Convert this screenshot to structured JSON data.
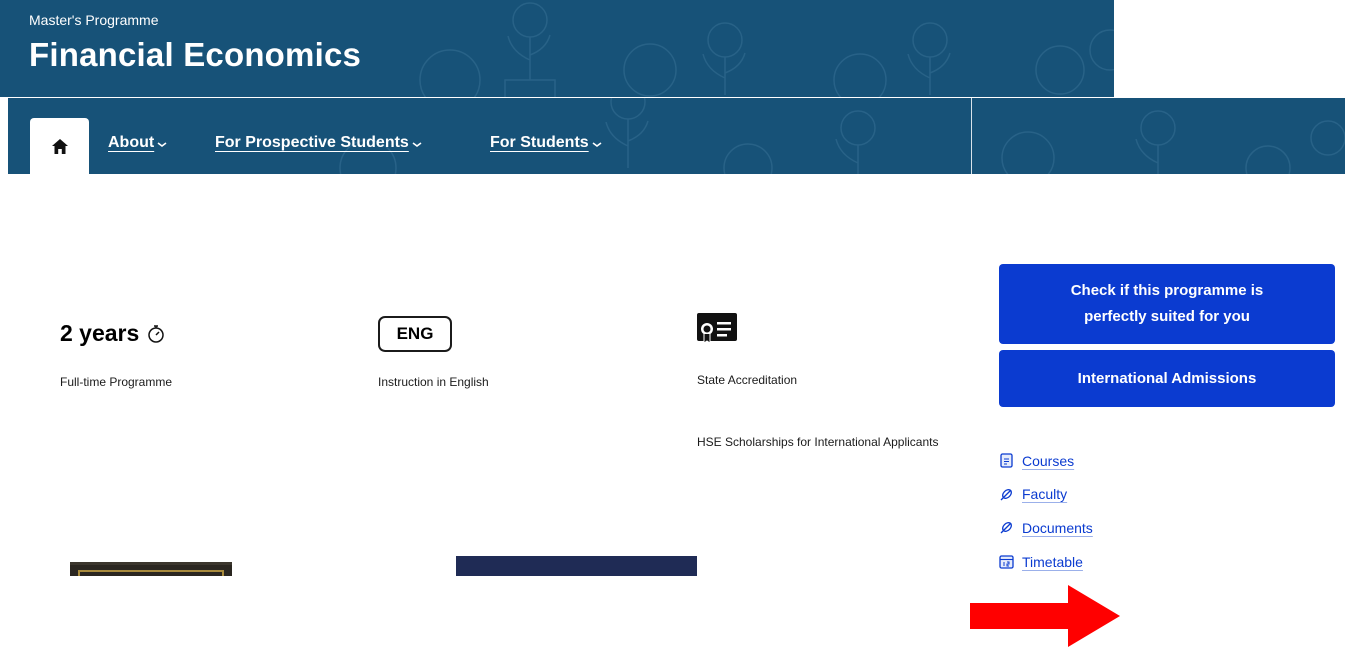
{
  "header": {
    "kicker": "Master's Programme",
    "title": "Financial Economics",
    "background_color": "#175278"
  },
  "nav": {
    "home_icon": "home-icon",
    "items": [
      {
        "label": "About"
      },
      {
        "label": "For Prospective Students"
      },
      {
        "label": "For Students"
      }
    ]
  },
  "facts": {
    "duration_value": "2 years",
    "duration_icon": "stopwatch-icon",
    "duration_caption": "Full-time Programme",
    "language_badge": "ENG",
    "language_caption": "Instruction in English",
    "accreditation_icon": "certificate-icon",
    "accreditation_caption": "State Accreditation",
    "scholarship_text": "HSE Scholarships for International Applicants"
  },
  "sidebar": {
    "cta_primary": "Check if this programme is perfectly suited for you",
    "cta_secondary": "International Admissions",
    "button_color": "#0b3bd0",
    "links": [
      {
        "label": "Courses",
        "icon": "document-icon"
      },
      {
        "label": "Faculty",
        "icon": "leaf-icon"
      },
      {
        "label": "Documents",
        "icon": "leaf-icon"
      },
      {
        "label": "Timetable",
        "icon": "calendar-icon"
      }
    ]
  },
  "annotation": {
    "arrow_color": "#ff0000"
  }
}
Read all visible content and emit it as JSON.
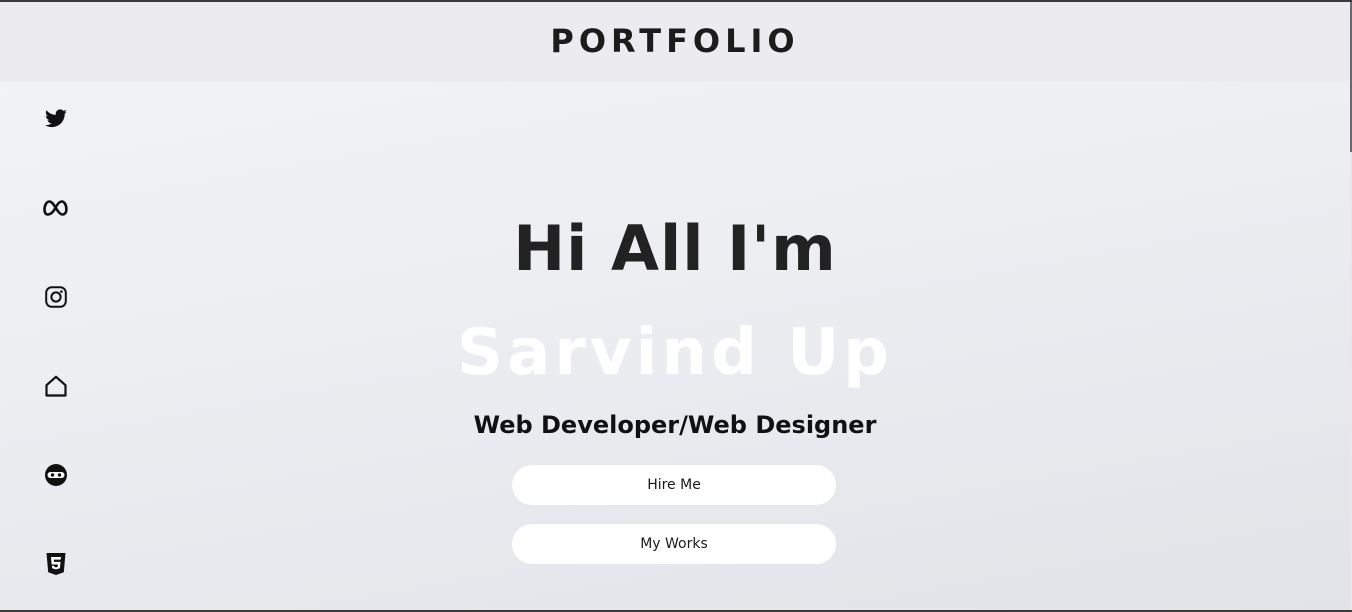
{
  "header": {
    "brand": "PORTFOLIO"
  },
  "social": {
    "items": [
      {
        "icon": "twitter-icon"
      },
      {
        "icon": "meta-icon"
      },
      {
        "icon": "instagram-icon"
      },
      {
        "icon": "home-icon"
      },
      {
        "icon": "ninja-icon"
      },
      {
        "icon": "html5-icon"
      }
    ]
  },
  "hero": {
    "greeting": "Hi All I'm",
    "name": "Sarvind Up",
    "role": "Web Developer/Web Designer"
  },
  "buttons": {
    "hire_label": "Hire Me",
    "works_label": "My Works"
  },
  "colors": {
    "background": "#eceef2",
    "header_bg": "#ececf0",
    "text_dark": "#222222",
    "name_text": "#ffffff",
    "button_bg": "#ffffff"
  }
}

====

**YOUR INSTRUCTIONS**
Copy the records above exactly, leaving out every picture.

**EXERCISE OUTPUT**
Convert this screenshot to structured JSON data.
{
  "header": {
    "kicker": "Master's Programme",
    "title": "Financial Economics",
    "background_color": "#175278"
  },
  "nav": {
    "home_icon": "home-icon",
    "items": [
      {
        "label": "About"
      },
      {
        "label": "For Prospective Students"
      },
      {
        "label": "For Students"
      }
    ]
  },
  "facts": {
    "duration_value": "2 years",
    "duration_icon": "stopwatch-icon",
    "duration_caption": "Full-time Programme",
    "language_badge": "ENG",
    "language_caption": "Instruction in English",
    "accreditation_icon": "certificate-icon",
    "accreditation_caption": "State Accreditation",
    "scholarship_text": "HSE Scholarships for International Applicants"
  },
  "sidebar": {
    "cta_primary": "Check if this programme is perfectly suited for you",
    "cta_secondary": "International Admissions",
    "button_color": "#0b3bd0",
    "links": [
      {
        "label": "Courses",
        "icon": "document-icon"
      },
      {
        "label": "Faculty",
        "icon": "leaf-icon"
      },
      {
        "label": "Documents",
        "icon": "leaf-icon"
      },
      {
        "label": "Timetable",
        "icon": "calendar-icon"
      }
    ]
  },
  "annotation": {
    "arrow_color": "#ff0000"
  }
}
Read all visible content and emit it as JSON.
{
  "header": {
    "brand": "PORTFOLIO"
  },
  "social": {
    "items": [
      {
        "icon": "twitter-icon"
      },
      {
        "icon": "meta-icon"
      },
      {
        "icon": "instagram-icon"
      },
      {
        "icon": "home-icon"
      },
      {
        "icon": "ninja-icon"
      },
      {
        "icon": "html5-icon"
      }
    ]
  },
  "hero": {
    "greeting": "Hi All I'm",
    "name": "Sarvind Up",
    "role": "Web Developer/Web Designer"
  },
  "buttons": {
    "hire_label": "Hire Me",
    "works_label": "My Works"
  },
  "colors": {
    "background": "#eceef2",
    "header_bg": "#ececf0",
    "text_dark": "#222222",
    "name_text": "#ffffff",
    "button_bg": "#ffffff"
  }
}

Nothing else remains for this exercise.